◆ **PÁGINA**:
┄┄┄┄┄┄┄┄┄┄┄┄┄┄┄┄┄┄┄┄
Cotidiano

Governo teme que delação de Machado atrapalhe votações da agenda econômica

Presidente interino, Temer não toca no assunto das gravações em reunião com ministros

BRASÍLIA – Interlocutores do presidente interino, Michel Temer, receiam que o desgaste do presidente do Senado, Renan Calheiros (PMDB-AL), e de outros caciques do PMDB comprometa a votação, no Congresso, de propostas da agenda econômica. Conversas entre o ex-presidente da Transpetro, Sérgio Machado, e membros do partido foram divulgadas esta semana e indicam articulações políticas para tentar barrar a Lava-Jato. Outra preocupação é que novas gravações que fazem parte do acordo de delação premiada de Machado envolvam outros integrantes do governo, como os ministros Henrique Eduardo Alves (Turismo) e Maurício Quintella (Transportes), citados na Lava-Jato.
┄┄┄┄┄┄┄┄┄┄┄┄┄┄┄┄┄┄┄┄
[Itens de dados]
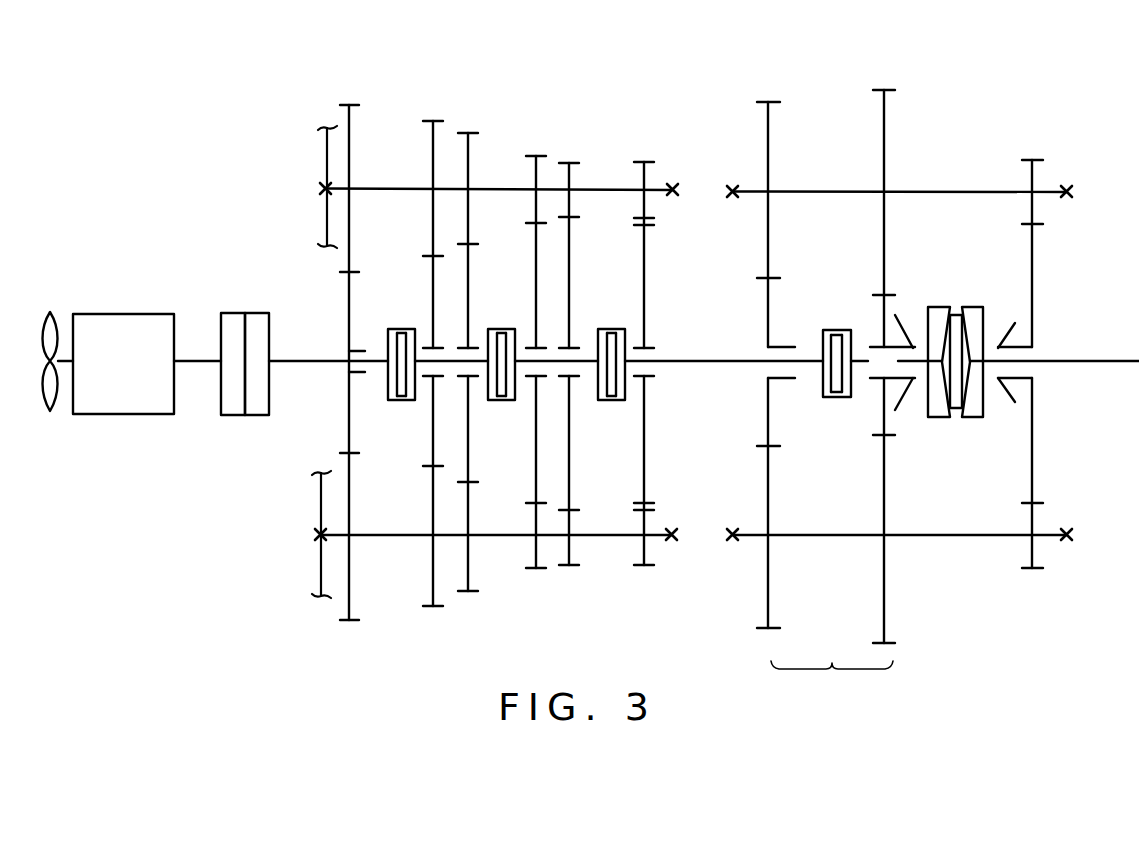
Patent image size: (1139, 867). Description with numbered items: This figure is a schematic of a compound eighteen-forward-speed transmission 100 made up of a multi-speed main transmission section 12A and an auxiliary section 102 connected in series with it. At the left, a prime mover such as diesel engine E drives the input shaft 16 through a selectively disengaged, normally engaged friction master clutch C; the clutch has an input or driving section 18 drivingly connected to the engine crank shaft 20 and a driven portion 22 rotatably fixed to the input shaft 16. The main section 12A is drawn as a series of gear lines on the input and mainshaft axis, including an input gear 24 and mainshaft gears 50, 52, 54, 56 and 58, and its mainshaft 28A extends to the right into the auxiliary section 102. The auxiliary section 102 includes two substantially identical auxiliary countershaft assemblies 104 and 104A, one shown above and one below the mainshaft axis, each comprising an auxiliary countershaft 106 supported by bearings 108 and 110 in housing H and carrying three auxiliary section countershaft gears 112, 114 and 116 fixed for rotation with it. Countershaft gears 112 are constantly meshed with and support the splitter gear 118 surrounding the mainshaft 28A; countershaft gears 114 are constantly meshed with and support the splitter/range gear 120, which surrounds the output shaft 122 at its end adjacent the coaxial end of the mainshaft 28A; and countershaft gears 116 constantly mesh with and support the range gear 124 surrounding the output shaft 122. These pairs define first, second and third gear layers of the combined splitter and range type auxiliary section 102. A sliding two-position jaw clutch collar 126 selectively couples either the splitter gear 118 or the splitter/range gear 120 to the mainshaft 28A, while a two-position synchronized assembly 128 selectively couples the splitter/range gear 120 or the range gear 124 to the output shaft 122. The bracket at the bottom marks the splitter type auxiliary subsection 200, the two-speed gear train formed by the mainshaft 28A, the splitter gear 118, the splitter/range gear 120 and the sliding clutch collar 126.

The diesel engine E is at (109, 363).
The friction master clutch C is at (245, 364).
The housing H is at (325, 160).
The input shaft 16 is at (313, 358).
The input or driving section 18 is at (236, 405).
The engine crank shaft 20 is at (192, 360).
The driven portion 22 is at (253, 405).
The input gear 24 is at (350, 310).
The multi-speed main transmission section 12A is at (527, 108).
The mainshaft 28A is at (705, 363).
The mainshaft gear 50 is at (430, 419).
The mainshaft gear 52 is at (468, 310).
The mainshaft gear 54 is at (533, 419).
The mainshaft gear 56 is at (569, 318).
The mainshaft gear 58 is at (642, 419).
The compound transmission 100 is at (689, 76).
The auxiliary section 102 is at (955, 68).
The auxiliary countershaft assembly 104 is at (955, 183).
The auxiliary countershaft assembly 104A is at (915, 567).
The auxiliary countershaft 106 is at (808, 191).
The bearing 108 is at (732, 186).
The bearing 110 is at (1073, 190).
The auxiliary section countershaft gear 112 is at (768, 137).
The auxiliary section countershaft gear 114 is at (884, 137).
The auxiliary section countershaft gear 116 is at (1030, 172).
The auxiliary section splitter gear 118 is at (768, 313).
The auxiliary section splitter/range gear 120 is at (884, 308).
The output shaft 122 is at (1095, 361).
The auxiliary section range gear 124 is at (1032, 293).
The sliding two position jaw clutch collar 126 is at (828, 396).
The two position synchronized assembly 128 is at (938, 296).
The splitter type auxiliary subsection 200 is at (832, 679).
┄┄┄┄┄┄┄┄┄┄┄┄┄┄┄┄┄┄┄┄
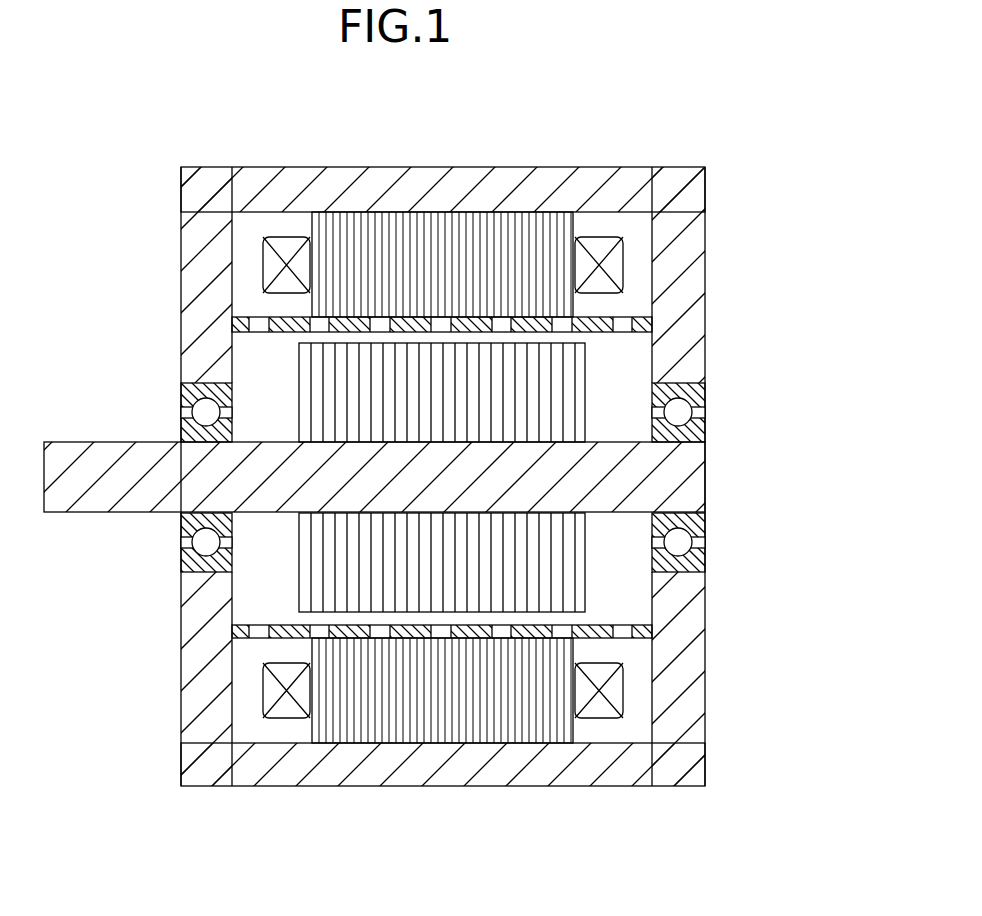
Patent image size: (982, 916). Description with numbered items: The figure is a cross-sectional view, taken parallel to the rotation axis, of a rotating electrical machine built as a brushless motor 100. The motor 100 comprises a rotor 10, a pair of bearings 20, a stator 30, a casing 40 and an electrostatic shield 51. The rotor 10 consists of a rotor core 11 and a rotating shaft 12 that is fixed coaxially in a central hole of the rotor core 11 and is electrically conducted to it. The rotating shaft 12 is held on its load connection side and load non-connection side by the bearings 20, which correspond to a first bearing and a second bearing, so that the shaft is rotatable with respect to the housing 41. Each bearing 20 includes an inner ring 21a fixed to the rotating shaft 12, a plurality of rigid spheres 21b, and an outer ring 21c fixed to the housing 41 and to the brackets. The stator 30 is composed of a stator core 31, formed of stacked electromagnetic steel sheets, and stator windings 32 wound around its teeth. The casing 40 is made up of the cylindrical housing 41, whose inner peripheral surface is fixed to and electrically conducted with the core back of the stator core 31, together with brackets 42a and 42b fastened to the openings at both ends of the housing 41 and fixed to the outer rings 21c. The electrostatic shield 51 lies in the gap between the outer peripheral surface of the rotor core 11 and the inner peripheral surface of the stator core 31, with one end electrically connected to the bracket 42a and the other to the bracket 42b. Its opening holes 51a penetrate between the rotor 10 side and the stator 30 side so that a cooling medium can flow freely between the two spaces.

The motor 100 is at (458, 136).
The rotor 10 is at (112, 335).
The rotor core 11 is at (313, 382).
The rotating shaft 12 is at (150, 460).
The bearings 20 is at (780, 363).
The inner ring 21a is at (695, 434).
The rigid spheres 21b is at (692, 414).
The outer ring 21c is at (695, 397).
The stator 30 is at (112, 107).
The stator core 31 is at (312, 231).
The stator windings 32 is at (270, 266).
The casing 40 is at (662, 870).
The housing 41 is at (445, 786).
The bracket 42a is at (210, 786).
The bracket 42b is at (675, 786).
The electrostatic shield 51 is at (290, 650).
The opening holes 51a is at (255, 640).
┄┄┄┄┄┄┄┄┄┄┄┄┄┄┄┄┄┄┄┄
◆ **TAREFAS PROPOSTAS**:
• a. Responda com base na notícia sobre a delação de Machado:
(i) Quem é o presidente interino?
(ii) Que cargo Sérgio Machado ocupou?
(iii) Quais ministros citados na Lava-Jato poderiam ser envolvidos em novas gravações?
• b. Segundo a notícia sobre a delação de Machado, por que interlocutores de Temer temem pela votação da agenda econômica no Congresso? Responda em uma a três frases.
• c. Dê sequência à notícia sobre a delação de Machado, partindo da última frase apresentada.

◆ **RESPOSTAS DO EXERCÍCIO**:
• a.
(i) Michel Temer.
(ii) Presidente da Transpetro.
(iii) Henrique Eduardo Alves (Turismo) e Maurício Quintella (Transportes).

• b. Eles receiam que o desgaste do presidente do Senado, Renan Calheiros (PMDB-AL), e de outros caciques do PMDB comprometa a votação dessas propostas no Congresso.

• c.
O Palácio do Planalto está dividido sobre que rumo tomar se novas gravações comprometerem ministros. Há defensores de que Henrique Alves se licencie para preservar o governo. Mas Temer se reuniu com o ministro antes do feriado e não teria tocado no assunto.

O sentimento em relação a Renan também divide integrantes do Planalto. Temer e Renan se reaproximaram, mas ainda há desconfiança da atuação do presidente do Senado, que sempre foi visto como aliado da presidente afastada, Dilma Rousseff. Segundo ministros, Temer precisa ter uma boa relação com Renan porque ele controla a pauta do Congresso e do Senado, mas alguns veem numa certa vulnerabilidade do senador uma chance de conter seus movimentos, muitas vezes dúbios.

— Claro que essas gravações tumultuam, mas o governo conseguiu agir de forma cirúrgica no caso do Romero (Jucá). O problema está no Senado, não no governo — tentou minimizar um ministro ontem.

Na quarta-feira, Temer telefonou para Renan a fim de agradecer pela aprovação da nova meta fiscal de déficit de R$ 170,5 bilhões em 2016.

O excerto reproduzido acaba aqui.